- **YOUR INSTRUCTIONS**:
Check each line of the entries below for the string "tryb"; copy every line where it appears.

────────────────

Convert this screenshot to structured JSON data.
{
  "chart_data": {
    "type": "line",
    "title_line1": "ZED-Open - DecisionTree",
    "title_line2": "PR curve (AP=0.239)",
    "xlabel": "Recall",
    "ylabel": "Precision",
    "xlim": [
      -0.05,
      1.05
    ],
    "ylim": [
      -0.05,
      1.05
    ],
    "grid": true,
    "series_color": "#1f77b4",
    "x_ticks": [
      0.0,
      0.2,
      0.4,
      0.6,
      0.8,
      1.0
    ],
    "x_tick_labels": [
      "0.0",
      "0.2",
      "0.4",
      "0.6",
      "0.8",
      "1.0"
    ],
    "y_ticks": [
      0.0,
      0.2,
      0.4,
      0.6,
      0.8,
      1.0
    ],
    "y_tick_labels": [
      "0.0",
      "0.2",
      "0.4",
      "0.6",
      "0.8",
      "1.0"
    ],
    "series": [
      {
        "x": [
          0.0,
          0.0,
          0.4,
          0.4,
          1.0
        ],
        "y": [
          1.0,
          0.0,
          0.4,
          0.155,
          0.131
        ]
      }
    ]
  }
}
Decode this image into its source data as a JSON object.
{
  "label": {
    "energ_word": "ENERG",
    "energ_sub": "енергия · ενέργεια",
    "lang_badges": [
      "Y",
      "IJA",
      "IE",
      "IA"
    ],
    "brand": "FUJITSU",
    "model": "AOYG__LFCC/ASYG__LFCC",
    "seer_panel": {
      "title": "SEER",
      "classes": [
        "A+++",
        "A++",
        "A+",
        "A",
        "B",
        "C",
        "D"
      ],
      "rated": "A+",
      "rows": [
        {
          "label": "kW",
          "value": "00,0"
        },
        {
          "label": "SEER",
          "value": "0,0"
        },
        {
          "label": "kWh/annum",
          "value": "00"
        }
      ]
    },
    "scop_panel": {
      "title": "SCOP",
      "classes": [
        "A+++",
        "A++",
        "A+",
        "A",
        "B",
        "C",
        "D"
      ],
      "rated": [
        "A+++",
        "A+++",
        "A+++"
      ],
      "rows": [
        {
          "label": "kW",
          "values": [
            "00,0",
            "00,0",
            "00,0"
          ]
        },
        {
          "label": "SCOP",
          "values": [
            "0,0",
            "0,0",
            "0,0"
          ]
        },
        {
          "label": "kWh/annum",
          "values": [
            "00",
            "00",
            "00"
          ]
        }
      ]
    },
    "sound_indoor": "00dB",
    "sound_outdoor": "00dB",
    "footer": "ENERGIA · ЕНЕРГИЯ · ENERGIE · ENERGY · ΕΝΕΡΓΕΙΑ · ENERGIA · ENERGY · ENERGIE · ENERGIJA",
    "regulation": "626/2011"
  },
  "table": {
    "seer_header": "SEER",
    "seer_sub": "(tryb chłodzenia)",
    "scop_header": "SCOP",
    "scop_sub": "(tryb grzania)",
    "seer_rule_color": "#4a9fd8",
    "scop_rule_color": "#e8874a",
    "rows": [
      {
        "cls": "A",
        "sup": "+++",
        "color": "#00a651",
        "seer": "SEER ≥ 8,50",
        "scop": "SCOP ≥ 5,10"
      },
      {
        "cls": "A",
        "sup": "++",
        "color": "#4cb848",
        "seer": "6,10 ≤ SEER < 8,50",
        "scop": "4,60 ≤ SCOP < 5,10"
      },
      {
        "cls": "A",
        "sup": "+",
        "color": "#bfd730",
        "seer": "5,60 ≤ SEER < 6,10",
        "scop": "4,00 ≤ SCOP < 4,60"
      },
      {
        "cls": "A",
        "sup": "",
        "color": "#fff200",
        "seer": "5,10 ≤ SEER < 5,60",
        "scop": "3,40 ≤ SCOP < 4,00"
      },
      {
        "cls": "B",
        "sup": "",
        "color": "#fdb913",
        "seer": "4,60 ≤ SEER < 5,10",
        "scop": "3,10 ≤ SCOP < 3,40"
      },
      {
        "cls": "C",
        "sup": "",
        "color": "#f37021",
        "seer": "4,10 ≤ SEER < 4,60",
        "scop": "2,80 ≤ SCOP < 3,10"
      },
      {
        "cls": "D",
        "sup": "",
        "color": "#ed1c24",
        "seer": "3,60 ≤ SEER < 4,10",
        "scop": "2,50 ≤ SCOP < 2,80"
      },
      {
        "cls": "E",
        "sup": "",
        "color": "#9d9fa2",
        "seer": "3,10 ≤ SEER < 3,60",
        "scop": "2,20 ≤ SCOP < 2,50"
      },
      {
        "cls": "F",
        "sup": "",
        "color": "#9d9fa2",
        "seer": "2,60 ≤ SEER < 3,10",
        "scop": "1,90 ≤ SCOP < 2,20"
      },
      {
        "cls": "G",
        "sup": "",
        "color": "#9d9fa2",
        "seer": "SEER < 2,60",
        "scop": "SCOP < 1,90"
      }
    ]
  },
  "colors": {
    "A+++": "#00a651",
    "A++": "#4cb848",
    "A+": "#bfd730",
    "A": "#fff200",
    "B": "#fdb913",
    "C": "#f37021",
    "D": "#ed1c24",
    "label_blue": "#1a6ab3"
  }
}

────────────────

- **CORRECT RESULT**:
    "seer_sub": "(tryb chłodzenia)",
    "scop_sub": "(tryb grzania)",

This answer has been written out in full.